Goal of the exercise -> Copy out the data below verbatim.

Extracted data ->
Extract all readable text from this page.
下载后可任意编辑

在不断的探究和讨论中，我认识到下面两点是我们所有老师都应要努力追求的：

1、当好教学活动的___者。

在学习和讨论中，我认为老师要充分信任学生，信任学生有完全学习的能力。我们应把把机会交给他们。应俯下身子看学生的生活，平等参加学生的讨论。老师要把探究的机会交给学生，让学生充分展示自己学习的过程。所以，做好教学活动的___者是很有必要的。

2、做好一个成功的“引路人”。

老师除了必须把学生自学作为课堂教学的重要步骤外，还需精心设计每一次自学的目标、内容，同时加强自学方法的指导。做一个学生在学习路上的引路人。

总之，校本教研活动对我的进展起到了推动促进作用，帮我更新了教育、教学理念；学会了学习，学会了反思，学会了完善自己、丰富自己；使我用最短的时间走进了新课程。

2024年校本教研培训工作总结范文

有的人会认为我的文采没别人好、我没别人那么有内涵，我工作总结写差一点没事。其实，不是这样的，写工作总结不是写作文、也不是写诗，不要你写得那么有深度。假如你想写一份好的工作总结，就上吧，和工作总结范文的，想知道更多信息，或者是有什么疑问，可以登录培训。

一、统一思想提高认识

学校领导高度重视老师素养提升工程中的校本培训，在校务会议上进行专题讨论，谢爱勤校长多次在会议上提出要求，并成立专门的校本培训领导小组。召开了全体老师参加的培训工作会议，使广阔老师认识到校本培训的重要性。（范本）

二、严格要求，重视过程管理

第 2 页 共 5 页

Result below ->
Extract all readable text from this page.
下载后可任意编辑

在不断的探究和讨论中，我认识到下面两点是我们所有老师都应要努力追求的：

1、当好教学活动的___者。

在学习和讨论中，我认为老师要充分信任学生，信任学生有完全学习的能力。我们应把把机会交给他们。应俯下身子看学生的生活，平等参加学生的讨论。老师要把探究的机会交给学生，让学生充分展示自己学习的过程。所以，做好教学活动的___者是很有必要的。

2、做好一个成功的“引路人”。

老师除了必须把学生自学作为课堂教学的重要步骤外，还需精心设计每一次自学的目标、内容，同时加强自学方法的指导。做一个学生在学习路上的引路人。

总之，校本教研活动对我的进展起到了推动促进作用，帮我更新了教育、教学理念；学会了学习，学会了反思，学会了完善自己、丰富自己；使我用最短的时间走进了新课程。

2024年校本教研培训工作总结范文

有的人会认为我的文采没别人好、我没别人那么有内涵，我工作总结写差一点没事。其实，不是这样的，写工作总结不是写作文、也不是写诗，不要你写得那么有深度。假如你想写一份好的工作总结，就上吧，和工作总结范文的，想知道更多信息，或者是有什么疑问，可以登录培训。

一、统一思想提高认识

学校领导高度重视老师素养提升工程中的校本培训，在校务会议上进行专题讨论，谢爱勤校长多次在会议上提出要求，并成立专门的校本培训领导小组。召开了全体老师参加的培训工作会议，使广阔老师认识到校本培训的重要性。（范本）

二、严格要求，重视过程管理

第 2 页 共 5 页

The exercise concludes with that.